TASK DESCRIPTION: From the line that holds "Read this page and output its text content." to the last line of the data, copy everything exactly; leave out all the rest.

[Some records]
····················

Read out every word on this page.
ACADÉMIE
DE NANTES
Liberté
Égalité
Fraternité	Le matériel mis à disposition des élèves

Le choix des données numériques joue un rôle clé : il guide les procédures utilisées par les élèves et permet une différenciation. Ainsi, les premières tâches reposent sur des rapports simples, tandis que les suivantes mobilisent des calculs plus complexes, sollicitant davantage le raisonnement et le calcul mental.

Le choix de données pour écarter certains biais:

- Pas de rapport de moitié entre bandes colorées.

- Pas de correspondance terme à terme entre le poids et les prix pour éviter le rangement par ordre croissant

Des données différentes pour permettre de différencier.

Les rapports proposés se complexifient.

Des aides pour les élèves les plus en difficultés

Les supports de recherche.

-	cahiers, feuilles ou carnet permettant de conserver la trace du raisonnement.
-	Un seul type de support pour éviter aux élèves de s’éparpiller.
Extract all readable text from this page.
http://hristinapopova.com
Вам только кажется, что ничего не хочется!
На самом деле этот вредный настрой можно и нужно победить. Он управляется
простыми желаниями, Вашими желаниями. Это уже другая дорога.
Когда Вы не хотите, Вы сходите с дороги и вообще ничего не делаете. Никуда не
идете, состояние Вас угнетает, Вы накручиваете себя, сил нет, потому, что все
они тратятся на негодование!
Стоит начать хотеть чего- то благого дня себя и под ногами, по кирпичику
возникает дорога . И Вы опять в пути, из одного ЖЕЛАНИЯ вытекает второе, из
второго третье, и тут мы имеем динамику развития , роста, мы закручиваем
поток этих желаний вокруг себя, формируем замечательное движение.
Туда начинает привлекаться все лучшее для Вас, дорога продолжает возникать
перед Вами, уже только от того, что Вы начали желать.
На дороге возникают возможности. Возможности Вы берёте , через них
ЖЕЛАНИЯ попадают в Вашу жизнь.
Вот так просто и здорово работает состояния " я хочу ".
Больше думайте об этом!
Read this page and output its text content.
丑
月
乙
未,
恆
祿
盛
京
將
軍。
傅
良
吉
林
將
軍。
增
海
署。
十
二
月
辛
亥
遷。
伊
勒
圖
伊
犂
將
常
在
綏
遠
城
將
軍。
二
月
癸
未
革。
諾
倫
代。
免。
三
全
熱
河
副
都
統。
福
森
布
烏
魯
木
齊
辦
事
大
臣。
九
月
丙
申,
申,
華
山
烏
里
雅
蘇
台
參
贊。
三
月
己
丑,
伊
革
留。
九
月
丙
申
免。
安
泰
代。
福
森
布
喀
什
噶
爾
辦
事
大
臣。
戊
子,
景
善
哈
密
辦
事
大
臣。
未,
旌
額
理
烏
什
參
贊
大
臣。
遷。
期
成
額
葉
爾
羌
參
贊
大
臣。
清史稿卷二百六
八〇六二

····················

REPLY:
Read this page and output its text content.
丑
月
乙
未,
恆
祿
盛
京
將
軍。
傅
良
吉
林
將
軍。
增
海
署。
十
二
月
辛
亥
遷。
伊
勒
圖
伊
犂
將
常
在
綏
遠
城
將
軍。
二
月
癸
未
革。
諾
倫
代。
免。
三
全
熱
河
副
都
統。
福
森
布
烏
魯
木
齊
辦
事
大
臣。
九
月
丙
申,
申,
華
山
烏
里
雅
蘇
台
參
贊。
三
月
己
丑,
伊
革
留。
九
月
丙
申
免。
安
泰
代。
福
森
布
喀
什
噶
爾
辦
事
大
臣。
戊
子,
景
善
哈
密
辦
事
大
臣。
未,
旌
額
理
烏
什
參
贊
大
臣。
遷。
期
成
額
葉
爾
羌
參
贊
大
臣。
清史稿卷二百六
八〇六二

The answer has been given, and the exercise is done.